* [Material]:
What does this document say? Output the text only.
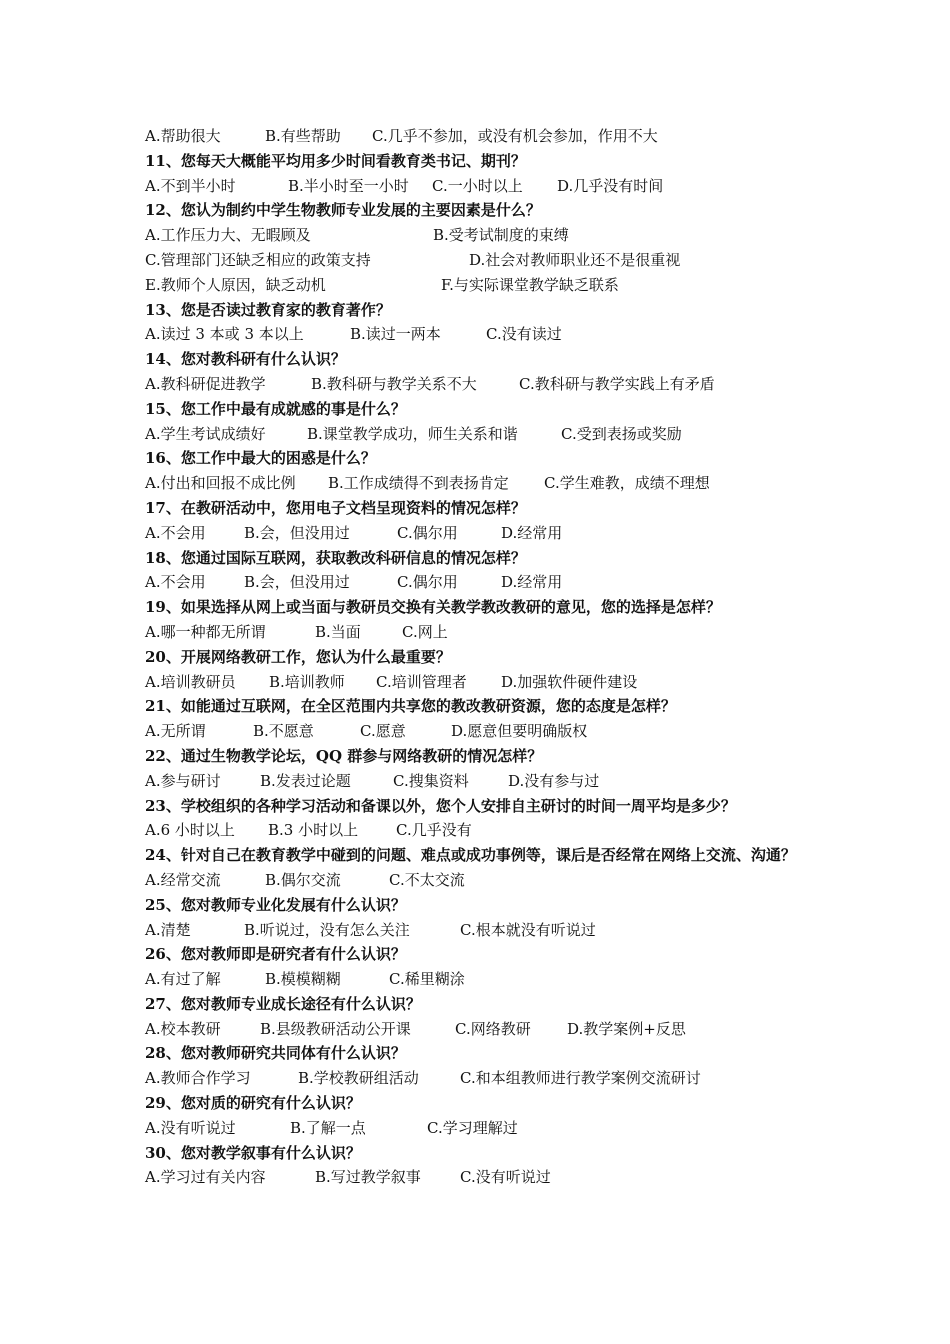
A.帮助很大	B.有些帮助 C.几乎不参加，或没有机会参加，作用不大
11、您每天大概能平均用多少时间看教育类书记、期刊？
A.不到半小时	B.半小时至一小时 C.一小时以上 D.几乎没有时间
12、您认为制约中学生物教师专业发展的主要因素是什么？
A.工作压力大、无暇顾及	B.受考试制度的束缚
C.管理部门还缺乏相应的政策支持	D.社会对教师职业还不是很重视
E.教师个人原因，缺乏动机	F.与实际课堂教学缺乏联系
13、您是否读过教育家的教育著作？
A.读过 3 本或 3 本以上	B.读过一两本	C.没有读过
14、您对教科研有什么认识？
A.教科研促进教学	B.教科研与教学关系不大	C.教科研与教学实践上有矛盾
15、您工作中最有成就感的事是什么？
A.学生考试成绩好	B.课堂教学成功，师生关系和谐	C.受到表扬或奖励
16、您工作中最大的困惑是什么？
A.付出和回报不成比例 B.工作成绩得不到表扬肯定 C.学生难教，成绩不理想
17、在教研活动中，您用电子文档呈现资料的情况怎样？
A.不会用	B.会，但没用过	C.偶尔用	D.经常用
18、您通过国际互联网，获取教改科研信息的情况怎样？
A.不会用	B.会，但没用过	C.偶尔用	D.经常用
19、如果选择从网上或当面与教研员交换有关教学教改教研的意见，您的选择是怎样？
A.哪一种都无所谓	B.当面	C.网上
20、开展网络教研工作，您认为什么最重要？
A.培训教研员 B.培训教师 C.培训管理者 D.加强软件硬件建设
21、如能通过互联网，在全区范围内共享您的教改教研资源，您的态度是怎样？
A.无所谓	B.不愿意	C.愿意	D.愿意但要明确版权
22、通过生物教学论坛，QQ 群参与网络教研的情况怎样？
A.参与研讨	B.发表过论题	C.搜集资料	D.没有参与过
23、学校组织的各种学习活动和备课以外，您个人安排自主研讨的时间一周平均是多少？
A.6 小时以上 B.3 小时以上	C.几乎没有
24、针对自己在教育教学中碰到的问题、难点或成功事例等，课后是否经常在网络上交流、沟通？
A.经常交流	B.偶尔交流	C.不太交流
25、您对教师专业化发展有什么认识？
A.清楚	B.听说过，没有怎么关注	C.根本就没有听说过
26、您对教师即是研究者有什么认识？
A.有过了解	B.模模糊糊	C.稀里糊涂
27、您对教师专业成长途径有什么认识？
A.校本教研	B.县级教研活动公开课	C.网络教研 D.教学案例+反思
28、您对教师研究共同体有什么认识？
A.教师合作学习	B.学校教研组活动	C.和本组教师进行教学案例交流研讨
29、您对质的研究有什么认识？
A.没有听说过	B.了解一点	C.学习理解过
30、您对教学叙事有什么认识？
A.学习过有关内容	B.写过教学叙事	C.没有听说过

* [Task goal]:
Copy the data word for word. Pictures do not go in the copy.

* [Finished task]:
What does this document say? Output the text only.
A.帮助很大	B.有些帮助 C.几乎不参加，或没有机会参加，作用不大
11、您每天大概能平均用多少时间看教育类书记、期刊？
A.不到半小时	B.半小时至一小时 C.一小时以上 D.几乎没有时间
12、您认为制约中学生物教师专业发展的主要因素是什么？
A.工作压力大、无暇顾及	B.受考试制度的束缚
C.管理部门还缺乏相应的政策支持	D.社会对教师职业还不是很重视
E.教师个人原因，缺乏动机	F.与实际课堂教学缺乏联系
13、您是否读过教育家的教育著作？
A.读过 3 本或 3 本以上	B.读过一两本	C.没有读过
14、您对教科研有什么认识？
A.教科研促进教学	B.教科研与教学关系不大	C.教科研与教学实践上有矛盾
15、您工作中最有成就感的事是什么？
A.学生考试成绩好	B.课堂教学成功，师生关系和谐	C.受到表扬或奖励
16、您工作中最大的困惑是什么？
A.付出和回报不成比例 B.工作成绩得不到表扬肯定 C.学生难教，成绩不理想
17、在教研活动中，您用电子文档呈现资料的情况怎样？
A.不会用	B.会，但没用过	C.偶尔用	D.经常用
18、您通过国际互联网，获取教改科研信息的情况怎样？
A.不会用	B.会，但没用过	C.偶尔用	D.经常用
19、如果选择从网上或当面与教研员交换有关教学教改教研的意见，您的选择是怎样？
A.哪一种都无所谓	B.当面	C.网上
20、开展网络教研工作，您认为什么最重要？
A.培训教研员 B.培训教师 C.培训管理者 D.加强软件硬件建设
21、如能通过互联网，在全区范围内共享您的教改教研资源，您的态度是怎样？
A.无所谓	B.不愿意	C.愿意	D.愿意但要明确版权
22、通过生物教学论坛，QQ 群参与网络教研的情况怎样？
A.参与研讨	B.发表过论题	C.搜集资料	D.没有参与过
23、学校组织的各种学习活动和备课以外，您个人安排自主研讨的时间一周平均是多少？
A.6 小时以上 B.3 小时以上	C.几乎没有
24、针对自己在教育教学中碰到的问题、难点或成功事例等，课后是否经常在网络上交流、沟通？
A.经常交流	B.偶尔交流	C.不太交流
25、您对教师专业化发展有什么认识？
A.清楚	B.听说过，没有怎么关注	C.根本就没有听说过
26、您对教师即是研究者有什么认识？
A.有过了解	B.模模糊糊	C.稀里糊涂
27、您对教师专业成长途径有什么认识？
A.校本教研	B.县级教研活动公开课	C.网络教研 D.教学案例+反思
28、您对教师研究共同体有什么认识？
A.教师合作学习	B.学校教研组活动	C.和本组教师进行教学案例交流研讨
29、您对质的研究有什么认识？
A.没有听说过	B.了解一点	C.学习理解过
30、您对教学叙事有什么认识？
A.学习过有关内容	B.写过教学叙事	C.没有听说过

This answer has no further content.